▶ **Aim**:
A verbatim copy of the records is required, with all pictures left out.

▶ **Records**:
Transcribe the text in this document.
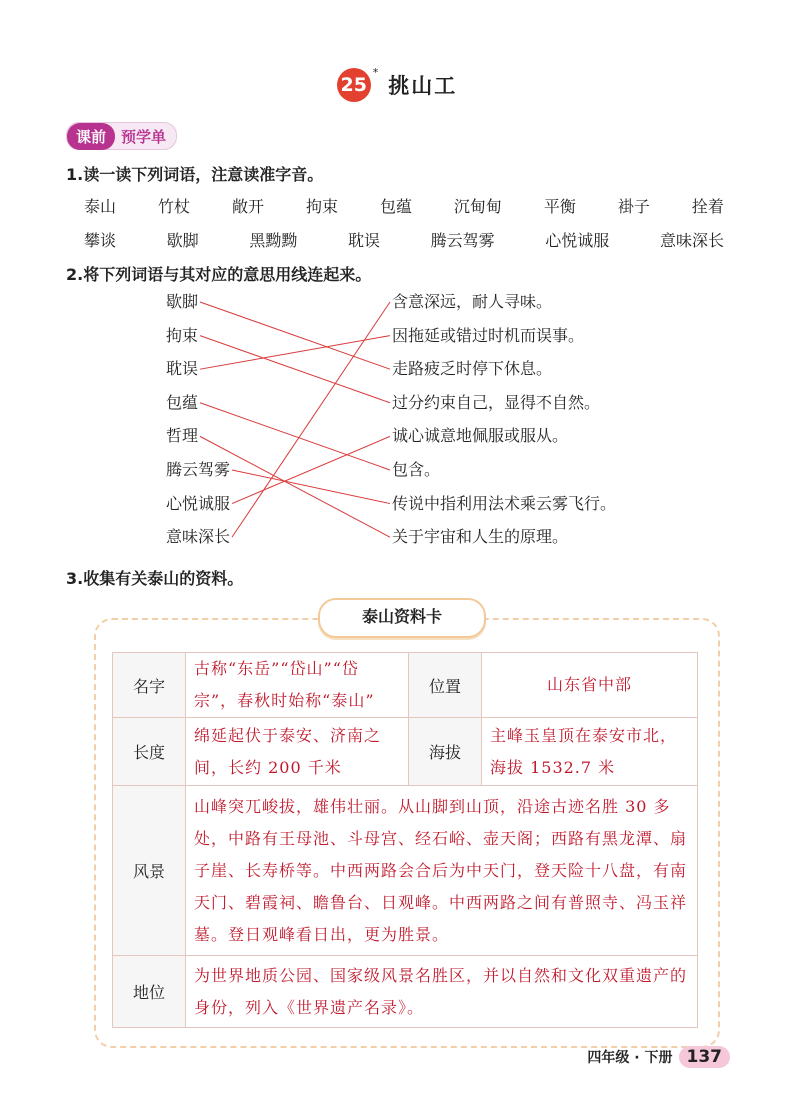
25*挑山工
课前	预学单
1.读一读下列词语，注意读准字音。
泰山	竹杖	敞开	拘束	包蕴	沉甸甸	平衡	褂子	拴着
攀谈	歇脚	黑黝黝	耽误	腾云驾雾	心悦诚服	意味深长
2.将下列词语与其对应的意思用线连起来。
歇脚
拘束
耽误
包蕴
哲理
腾云驾雾
心悦诚服
意味深长
含意深远，耐人寻味。
因拖延或错过时机而误事。
走路疲乏时停下休息。
过分约束自己，显得不自然。
诚心诚意地佩服或服从。
包含。
传说中指利用法术乘云雾飞行。
关于宇宙和人生的原理。
3.收集有关泰山的资料。
泰山资料卡
名字	古称“东岳”“岱山”“岱宗”，春秋时始称“泰山”	位置	山东省中部
长度	绵延起伏于泰安、济南之间，长约 200 千米	海拔	主峰玉皇顶在泰安市北，海拔 1532.7 米
风景	山峰突兀峻拔，雄伟壮丽。从山脚到山顶，沿途古迹名胜 30 多处，中路有王母池、斗母宫、经石峪、壶天阁；西路有黑龙潭、扇子崖、长寿桥等。中西两路会合后为中天门，登天险十八盘，有南天门、碧霞祠、瞻鲁台、日观峰。中西两路之间有普照寺、冯玉祥墓。登日观峰看日出，更为胜景。		
地位	为世界地质公园、国家级风景名胜区，并以自然和文化双重遗产的身份，列入《世界遗产名录》。		
四年级 · 下册 137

▶ **Answer to the task**:
Transcribe the text in this document.
25*挑山工
课前	预学单
1.读一读下列词语，注意读准字音。
泰山	竹杖	敞开	拘束	包蕴	沉甸甸	平衡	褂子	拴着
攀谈	歇脚	黑黝黝	耽误	腾云驾雾	心悦诚服	意味深长
2.将下列词语与其对应的意思用线连起来。
歇脚
拘束
耽误
包蕴
哲理
腾云驾雾
心悦诚服
意味深长
含意深远，耐人寻味。
因拖延或错过时机而误事。
走路疲乏时停下休息。
过分约束自己，显得不自然。
诚心诚意地佩服或服从。
包含。
传说中指利用法术乘云雾飞行。
关于宇宙和人生的原理。
3.收集有关泰山的资料。
泰山资料卡
名字	古称“东岳”“岱山”“岱宗”，春秋时始称“泰山”	位置	山东省中部
长度	绵延起伏于泰安、济南之间，长约 200 千米	海拔	主峰玉皇顶在泰安市北，海拔 1532.7 米
风景	山峰突兀峻拔，雄伟壮丽。从山脚到山顶，沿途古迹名胜 30 多处，中路有王母池、斗母宫、经石峪、壶天阁；西路有黑龙潭、扇子崖、长寿桥等。中西两路会合后为中天门，登天险十八盘，有南天门、碧霞祠、瞻鲁台、日观峰。中西两路之间有普照寺、冯玉祥墓。登日观峰看日出，更为胜景。		
地位	为世界地质公园、国家级风景名胜区，并以自然和文化双重遗产的身份，列入《世界遗产名录》。		
四年级 · 下册 137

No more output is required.